→ PROBLEM A
In the differential equation thread, what does the first comment suggest avoiding?

→ EXTRACT PROVIDED
# # # #

Solving a differential equation in mechanics

Question

I have tried to solve a second order differential equation, but unfortunately the answer is too long and different from the desired one. Can you help me? Here is the code:

    DSolve[D[Subscript[X, 1, 1][Subscript[T, 0]], {Subscript[T, 0], 2}] + 
   Subscript[\[Omega], 
    1]^2 Subscript[X, 1, 1][Subscript[T, 0]] == -Subscript[c, 1, 
     2] (E^(2 I  Subscript[\[Omega], 1] Subscript[T, 0]) Subscript[A, 
       1]^2 + Subscript[A, 1] Subscript[
\!\(\*OverscriptBox[\(A\), \(_\)]\), 1]) - 
   Subscript[c, 1, 
    3] (E^(I (Subscript[\[Omega], 1] + Subscript[\[Omega], 
          2]) Subscript[T, 0]) Subscript[A, 1] Subscript[A, 2] + 
      E^(I (Subscript[\[Omega], 1] - Subscript[\[Omega], 
          2]) Subscript[T, 0]) Subscript[A, 1] Subscript[
\!\(\*OverscriptBox[\(A\), \(_\)]\), 2]) - 
   0.5 Subscript[c, 1, 1] Subscript[A, 
    1] (E^(I (Subscript[\[Omega], 1] + p) Subscript[T, 0]) + E^(
      I (Subscript[\[Omega], 1] - p) Subscript[T, 0])) - 
   Subscript[c, 1, 
    4] (E^(2 I  Subscript[\[Omega], 2] Subscript[T, 0]) Subscript[A, 
       2]^2 + Subscript[A, 2] Subscript[
\!\(\*OverscriptBox[\(A\), \(_\)]\), 2]), 
 Subscript[X, 1, 1][Subscript[T, 0]], Subscript[T, 0]]

The first thing I'd suggest is to avoid subscripts and things like A with a line over it. — evanb, Mar 11 '20 at 18:45

Bob Hanlon · Answer 1 · 2020-03-11T21:00:51.420

Clear["Global`*"]

Format[A[n_]] := Subscript[A, n]
Format[AO[n_]] := Subscript[\!\(\*OverscriptBox[\(A\), \(_\)]\), n]
Format[c[m_, n_]] := Subscript[c, m, n]
Format[T[n_]] := Subscript[T, n]
Format[ω[n_]] := Subscript[ω, n]
Format[X[m_, n_]] := Subscript[X, m, n]

eqn = D[X[1, 1][T[0]], {T[0], 2}] +
    ω[1]^2 X[1, 1][
      T[0]] == -c[1, 2] (E^(2 I ω[1] T[0]) A[1]^2 + A[1] AO[1]) - 
    c[1, 3] (E^(I (ω[1] + ω[2]) T[0]) A[1] A[2] + 
       E^(I (ω[1] - ω[2]) T[0]) A[1] AO[2]) - 
    1/2 c[1, 1] A[
      1] (E^(I (ω[1] + p) T[0]) + E^(I (ω[1] - p) T[0])) - 
    c[1, 4] (E^(2 I ω[2] T[0]) A[2]^2 + A[2] AO[2]);

sol = DSolve[eqn, X[1, 1][T[0]], T[0]][[1]] // FullSimplify

Verifying that the solution satisfies the equation,

eqn /. (NestList[D[#, T[0]] &, sol, 2] // Flatten) // Simplify

(* True *)

# # # #

→ PROBLEM B
From the saved data entries, copy out exactly the lines from the one containing "Point — [612, 67, 623, 71]" to the one containing "Point — [85, 141, 96, 145]", including both of those lines.

[Saved data entries]
# # # #

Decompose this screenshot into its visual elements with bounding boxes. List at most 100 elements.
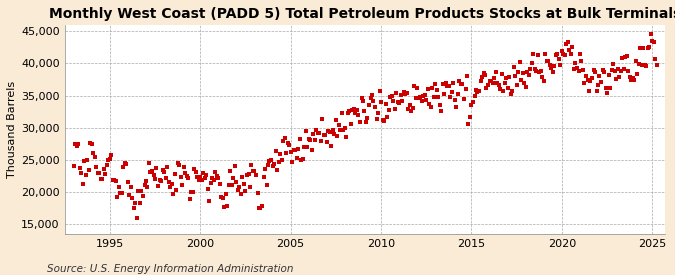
Point — [612, 67, 623, 71]
Point — [341, 135, 352, 139]
Point — [321, 140, 332, 144]
Point — [620, 55, 630, 60]
Point — [236, 192, 246, 196]
Point — [100, 172, 111, 177]
Point — [293, 147, 304, 151]
Point — [331, 118, 342, 122]
Point — [502, 86, 513, 90]
Point — [85, 141, 96, 145]
Point — [558, 51, 569, 56]
Point — [497, 89, 508, 93]
Point — [483, 83, 493, 87]
Point — [398, 90, 409, 95]
Point — [211, 173, 222, 178]
Point — [573, 69, 584, 74]
Point — [76, 171, 86, 175]
Point — [130, 200, 141, 205]
Point — [627, 76, 638, 81]
Point — [300, 128, 311, 133]
Point — [101, 163, 112, 167]
Point — [336, 111, 347, 115]
Point — [570, 61, 581, 65]
Point — [186, 190, 196, 194]
Point — [551, 53, 562, 57]
Point — [313, 131, 323, 136]
Point — [603, 73, 614, 78]
Point — [333, 123, 344, 128]
Point — [651, 62, 662, 67]
Point — [267, 164, 278, 168]
Point — [409, 84, 420, 88]
Point — [510, 74, 520, 78]
Point — [315, 139, 326, 143]
Point — [501, 76, 512, 80]
Point — [79, 159, 90, 163]
Point — [287, 160, 298, 164]
Point — [560, 53, 570, 57]
Point — [145, 169, 156, 174]
Point — [228, 175, 239, 180]
Point — [520, 85, 531, 89]
Point — [109, 177, 119, 182]
Point — [347, 108, 358, 112]
Point — [352, 108, 362, 112]
Point — [429, 95, 439, 99]
Point — [200, 173, 211, 177]
Point — [275, 152, 286, 156]
Point — [342, 111, 353, 115]
Point — [319, 133, 329, 137]
Point — [621, 53, 632, 58]
Point — [305, 138, 316, 142]
Point — [252, 191, 263, 195]
Point — [353, 112, 364, 117]
Point — [495, 87, 506, 92]
Point — [284, 143, 294, 147]
Point — [385, 95, 396, 99]
Point — [205, 181, 216, 185]
Point — [167, 192, 178, 197]
Point — [358, 98, 369, 103]
Point — [99, 166, 109, 171]
Point — [159, 170, 169, 174]
Point — [230, 163, 240, 168]
Point — [219, 205, 230, 209]
Point — [136, 188, 147, 193]
Point — [234, 185, 245, 189]
Point — [139, 182, 150, 187]
Point — [634, 45, 645, 50]
Point — [177, 183, 188, 187]
Point — [314, 130, 325, 135]
Point — [537, 75, 547, 79]
Point — [641, 64, 652, 68]
Point — [173, 163, 184, 167]
Point — [302, 144, 313, 149]
Point — [526, 61, 537, 66]
Point — [198, 170, 209, 175]
Point — [122, 180, 133, 185]
Point — [248, 169, 259, 173]
Point — [391, 90, 402, 95]
Point — [413, 96, 424, 100]
Point — [442, 84, 453, 89]
Point — [574, 51, 585, 56]
Point — [165, 185, 176, 190]
Point — [554, 57, 564, 61]
Point — [410, 95, 421, 100]
Point — [306, 148, 317, 152]
Point — [216, 195, 227, 199]
Point — [327, 128, 338, 132]
Point — [83, 168, 94, 173]
Point — [601, 91, 612, 95]
Point — [153, 184, 163, 188]
Point — [649, 40, 659, 44]
Point — [447, 89, 458, 94]
Point — [615, 69, 626, 73]
Point — [496, 72, 507, 76]
Point — [227, 183, 238, 187]
Point — [596, 80, 607, 84]
Point — [423, 87, 433, 92]
Point — [507, 89, 518, 93]
Point — [647, 39, 657, 43]
Point — [566, 51, 576, 56]
Point — [148, 173, 159, 177]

# # # #

→ RESULT A
It suggests avoiding subscripts and things like A with a line over it.

→ RESULT B
Point — [612, 67, 623, 71]
Point — [341, 135, 352, 139]
Point — [321, 140, 332, 144]
Point — [620, 55, 630, 60]
Point — [236, 192, 246, 196]
Point — [100, 172, 111, 177]
Point — [293, 147, 304, 151]
Point — [331, 118, 342, 122]
Point — [502, 86, 513, 90]
Point — [85, 141, 96, 145]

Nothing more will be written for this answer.